— BEGIN Listing —
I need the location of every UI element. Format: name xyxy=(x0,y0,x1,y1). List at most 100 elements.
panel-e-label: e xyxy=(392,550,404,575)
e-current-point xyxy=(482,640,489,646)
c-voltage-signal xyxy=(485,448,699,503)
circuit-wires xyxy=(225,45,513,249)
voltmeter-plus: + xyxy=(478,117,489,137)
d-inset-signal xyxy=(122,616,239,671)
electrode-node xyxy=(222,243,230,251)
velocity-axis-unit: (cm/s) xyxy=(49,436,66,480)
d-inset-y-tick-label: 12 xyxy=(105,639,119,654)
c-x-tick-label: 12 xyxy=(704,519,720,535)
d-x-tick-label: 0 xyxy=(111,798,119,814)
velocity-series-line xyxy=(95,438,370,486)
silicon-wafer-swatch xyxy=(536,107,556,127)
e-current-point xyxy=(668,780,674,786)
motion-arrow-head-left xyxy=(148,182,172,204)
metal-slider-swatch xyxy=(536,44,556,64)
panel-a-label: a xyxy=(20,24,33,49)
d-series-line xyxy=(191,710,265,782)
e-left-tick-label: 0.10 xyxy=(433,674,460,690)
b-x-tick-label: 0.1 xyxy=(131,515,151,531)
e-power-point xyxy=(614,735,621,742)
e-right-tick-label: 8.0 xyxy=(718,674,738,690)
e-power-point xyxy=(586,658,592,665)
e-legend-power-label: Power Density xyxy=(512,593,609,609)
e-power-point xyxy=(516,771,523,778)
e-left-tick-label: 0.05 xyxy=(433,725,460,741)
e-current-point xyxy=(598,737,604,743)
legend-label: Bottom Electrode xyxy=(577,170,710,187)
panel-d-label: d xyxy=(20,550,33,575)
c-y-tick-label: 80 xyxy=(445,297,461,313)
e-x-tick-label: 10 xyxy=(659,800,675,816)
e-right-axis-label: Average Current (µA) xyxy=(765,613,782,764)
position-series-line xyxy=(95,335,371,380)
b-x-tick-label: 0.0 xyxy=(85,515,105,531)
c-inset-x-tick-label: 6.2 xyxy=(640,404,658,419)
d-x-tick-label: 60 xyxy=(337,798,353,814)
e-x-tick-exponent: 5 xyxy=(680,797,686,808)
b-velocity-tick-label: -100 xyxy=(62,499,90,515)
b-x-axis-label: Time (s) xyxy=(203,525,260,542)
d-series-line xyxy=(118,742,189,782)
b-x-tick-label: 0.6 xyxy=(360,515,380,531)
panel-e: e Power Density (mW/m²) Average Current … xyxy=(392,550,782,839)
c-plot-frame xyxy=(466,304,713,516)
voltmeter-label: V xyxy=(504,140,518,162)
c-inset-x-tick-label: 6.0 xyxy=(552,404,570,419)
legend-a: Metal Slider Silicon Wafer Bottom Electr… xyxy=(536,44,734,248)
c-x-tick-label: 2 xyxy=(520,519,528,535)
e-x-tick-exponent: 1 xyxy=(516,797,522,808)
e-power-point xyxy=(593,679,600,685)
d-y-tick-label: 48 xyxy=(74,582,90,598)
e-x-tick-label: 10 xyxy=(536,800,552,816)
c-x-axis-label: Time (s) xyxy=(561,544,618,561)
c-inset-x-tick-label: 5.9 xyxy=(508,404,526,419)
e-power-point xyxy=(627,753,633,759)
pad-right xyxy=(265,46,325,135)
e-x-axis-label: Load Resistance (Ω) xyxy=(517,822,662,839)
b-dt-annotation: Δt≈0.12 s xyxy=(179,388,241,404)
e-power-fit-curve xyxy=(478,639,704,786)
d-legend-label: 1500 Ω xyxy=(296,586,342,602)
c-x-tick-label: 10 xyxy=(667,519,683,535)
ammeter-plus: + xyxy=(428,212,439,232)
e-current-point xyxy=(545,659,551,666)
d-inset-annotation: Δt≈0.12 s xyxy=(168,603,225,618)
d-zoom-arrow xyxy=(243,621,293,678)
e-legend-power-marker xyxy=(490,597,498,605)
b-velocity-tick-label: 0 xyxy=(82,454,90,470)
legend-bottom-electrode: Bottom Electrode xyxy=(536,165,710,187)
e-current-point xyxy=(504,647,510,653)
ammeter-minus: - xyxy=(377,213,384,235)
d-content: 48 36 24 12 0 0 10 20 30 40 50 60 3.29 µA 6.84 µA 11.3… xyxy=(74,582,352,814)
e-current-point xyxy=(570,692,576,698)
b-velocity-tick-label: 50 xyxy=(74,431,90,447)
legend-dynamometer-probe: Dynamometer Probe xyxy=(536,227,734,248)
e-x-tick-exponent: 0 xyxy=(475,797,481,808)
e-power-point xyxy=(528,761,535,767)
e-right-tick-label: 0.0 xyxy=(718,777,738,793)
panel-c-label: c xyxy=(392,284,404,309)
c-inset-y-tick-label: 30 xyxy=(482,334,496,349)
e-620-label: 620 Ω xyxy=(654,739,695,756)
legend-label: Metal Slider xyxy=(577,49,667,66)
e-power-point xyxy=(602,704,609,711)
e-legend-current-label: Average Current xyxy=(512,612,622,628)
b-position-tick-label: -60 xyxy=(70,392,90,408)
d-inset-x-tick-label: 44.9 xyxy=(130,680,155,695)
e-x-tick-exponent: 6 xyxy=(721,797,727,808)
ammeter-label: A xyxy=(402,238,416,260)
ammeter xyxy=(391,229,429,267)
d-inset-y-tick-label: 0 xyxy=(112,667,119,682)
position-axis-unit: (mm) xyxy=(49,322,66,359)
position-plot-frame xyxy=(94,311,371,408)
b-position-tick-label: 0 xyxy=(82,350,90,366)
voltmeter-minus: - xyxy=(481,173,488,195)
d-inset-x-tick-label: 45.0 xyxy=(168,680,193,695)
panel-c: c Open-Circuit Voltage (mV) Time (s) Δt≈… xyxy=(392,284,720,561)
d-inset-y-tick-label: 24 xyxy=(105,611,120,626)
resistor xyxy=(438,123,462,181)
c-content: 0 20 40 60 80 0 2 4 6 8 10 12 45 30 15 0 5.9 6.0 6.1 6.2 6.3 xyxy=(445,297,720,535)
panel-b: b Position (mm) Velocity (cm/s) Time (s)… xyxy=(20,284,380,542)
— END Listing —
- [Problem details] Print every line of the data above again, word for word and in the same order.

- [In response]
I need the location of every UI element. Format: name xyxy=(x0,y0,x1,y1). List at most 100 elements.
panel-e-label: e xyxy=(392,550,404,575)
e-current-point xyxy=(482,640,489,646)
c-voltage-signal xyxy=(485,448,699,503)
circuit-wires xyxy=(225,45,513,249)
voltmeter-plus: + xyxy=(478,117,489,137)
d-inset-signal xyxy=(122,616,239,671)
electrode-node xyxy=(222,243,230,251)
velocity-axis-unit: (cm/s) xyxy=(49,436,66,480)
d-inset-y-tick-label: 12 xyxy=(105,639,119,654)
c-x-tick-label: 12 xyxy=(704,519,720,535)
d-x-tick-label: 0 xyxy=(111,798,119,814)
velocity-series-line xyxy=(95,438,370,486)
silicon-wafer-swatch xyxy=(536,107,556,127)
e-current-point xyxy=(668,780,674,786)
motion-arrow-head-left xyxy=(148,182,172,204)
metal-slider-swatch xyxy=(536,44,556,64)
panel-a-label: a xyxy=(20,24,33,49)
d-series-line xyxy=(191,710,265,782)
e-left-tick-label: 0.10 xyxy=(433,674,460,690)
b-x-tick-label: 0.1 xyxy=(131,515,151,531)
e-power-point xyxy=(614,735,621,742)
e-right-tick-label: 8.0 xyxy=(718,674,738,690)
e-power-point xyxy=(586,658,592,665)
e-legend-power-label: Power Density xyxy=(512,593,609,609)
e-power-point xyxy=(516,771,523,778)
e-left-tick-label: 0.05 xyxy=(433,725,460,741)
e-current-point xyxy=(598,737,604,743)
legend-label: Bottom Electrode xyxy=(577,170,710,187)
panel-d-label: d xyxy=(20,550,33,575)
c-y-tick-label: 80 xyxy=(445,297,461,313)
e-x-tick-label: 10 xyxy=(659,800,675,816)
e-right-axis-label: Average Current (µA) xyxy=(765,613,782,764)
position-series-line xyxy=(95,335,371,380)
b-x-tick-label: 0.0 xyxy=(85,515,105,531)
c-inset-x-tick-label: 6.2 xyxy=(640,404,658,419)
d-x-tick-label: 60 xyxy=(337,798,353,814)
e-x-tick-exponent: 5 xyxy=(680,797,686,808)
b-velocity-tick-label: -100 xyxy=(62,499,90,515)
b-x-axis-label: Time (s) xyxy=(203,525,260,542)
d-series-line xyxy=(118,742,189,782)
b-x-tick-label: 0.6 xyxy=(360,515,380,531)
panel-e: e Power Density (mW/m²) Average Current … xyxy=(392,550,782,839)
c-plot-frame xyxy=(466,304,713,516)
voltmeter-label: V xyxy=(504,140,518,162)
c-inset-x-tick-label: 6.0 xyxy=(552,404,570,419)
legend-a: Metal Slider Silicon Wafer Bottom Electr… xyxy=(536,44,734,248)
c-x-tick-label: 2 xyxy=(520,519,528,535)
e-x-tick-exponent: 1 xyxy=(516,797,522,808)
e-power-point xyxy=(593,679,600,685)
d-y-tick-label: 48 xyxy=(74,582,90,598)
e-x-tick-label: 10 xyxy=(536,800,552,816)
c-x-axis-label: Time (s) xyxy=(561,544,618,561)
c-inset-x-tick-label: 5.9 xyxy=(508,404,526,419)
e-power-point xyxy=(627,753,633,759)
pad-right xyxy=(265,46,325,135)
e-x-axis-label: Load Resistance (Ω) xyxy=(517,822,662,839)
b-dt-annotation: Δt≈0.12 s xyxy=(179,388,241,404)
e-power-fit-curve xyxy=(478,639,704,786)
d-legend-label: 1500 Ω xyxy=(296,586,342,602)
c-x-tick-label: 10 xyxy=(667,519,683,535)
ammeter-plus: + xyxy=(428,212,439,232)
e-current-point xyxy=(545,659,551,666)
d-inset-annotation: Δt≈0.12 s xyxy=(168,603,225,618)
d-zoom-arrow xyxy=(243,621,293,678)
e-legend-power-marker xyxy=(490,597,498,605)
b-velocity-tick-label: 0 xyxy=(82,454,90,470)
legend-bottom-electrode: Bottom Electrode xyxy=(536,165,710,187)
e-current-point xyxy=(504,647,510,653)
ammeter-minus: - xyxy=(377,213,384,235)
d-content: 48 36 24 12 0 0 10 20 30 40 50 60 3.29 µA 6.84 µA 11.3… xyxy=(74,582,352,814)
e-current-point xyxy=(570,692,576,698)
b-velocity-tick-label: 50 xyxy=(74,431,90,447)
legend-dynamometer-probe: Dynamometer Probe xyxy=(536,227,734,248)
e-x-tick-exponent: 0 xyxy=(475,797,481,808)
e-power-point xyxy=(528,761,535,767)
e-right-tick-label: 0.0 xyxy=(718,777,738,793)
panel-c-label: c xyxy=(392,284,404,309)
c-inset-y-tick-label: 30 xyxy=(482,334,496,349)
e-620-label: 620 Ω xyxy=(654,739,695,756)
legend-label: Metal Slider xyxy=(577,49,667,66)
e-power-point xyxy=(602,704,609,711)
e-legend-current-label: Average Current xyxy=(512,612,622,628)
b-position-tick-label: -60 xyxy=(70,392,90,408)
d-inset-x-tick-label: 44.9 xyxy=(130,680,155,695)
e-x-tick-exponent: 6 xyxy=(721,797,727,808)
ammeter-label: A xyxy=(402,238,416,260)
ammeter xyxy=(391,229,429,267)
d-inset-y-tick-label: 0 xyxy=(112,667,119,682)
position-axis-unit: (mm) xyxy=(49,322,66,359)
position-plot-frame xyxy=(94,311,371,408)
b-position-tick-label: 0 xyxy=(82,350,90,366)
voltmeter-minus: - xyxy=(481,173,488,195)
d-inset-x-tick-label: 45.0 xyxy=(168,680,193,695)
panel-c: c Open-Circuit Voltage (mV) Time (s) Δt≈… xyxy=(392,284,720,561)
d-inset-y-tick-label: 24 xyxy=(105,611,120,626)
resistor xyxy=(438,123,462,181)
c-content: 0 20 40 60 80 0 2 4 6 8 10 12 45 30 15 0 5.9 6.0 6.1 6.2 6.3 xyxy=(445,297,720,535)
panel-b: b Position (mm) Velocity (cm/s) Time (s)… xyxy=(20,284,380,542)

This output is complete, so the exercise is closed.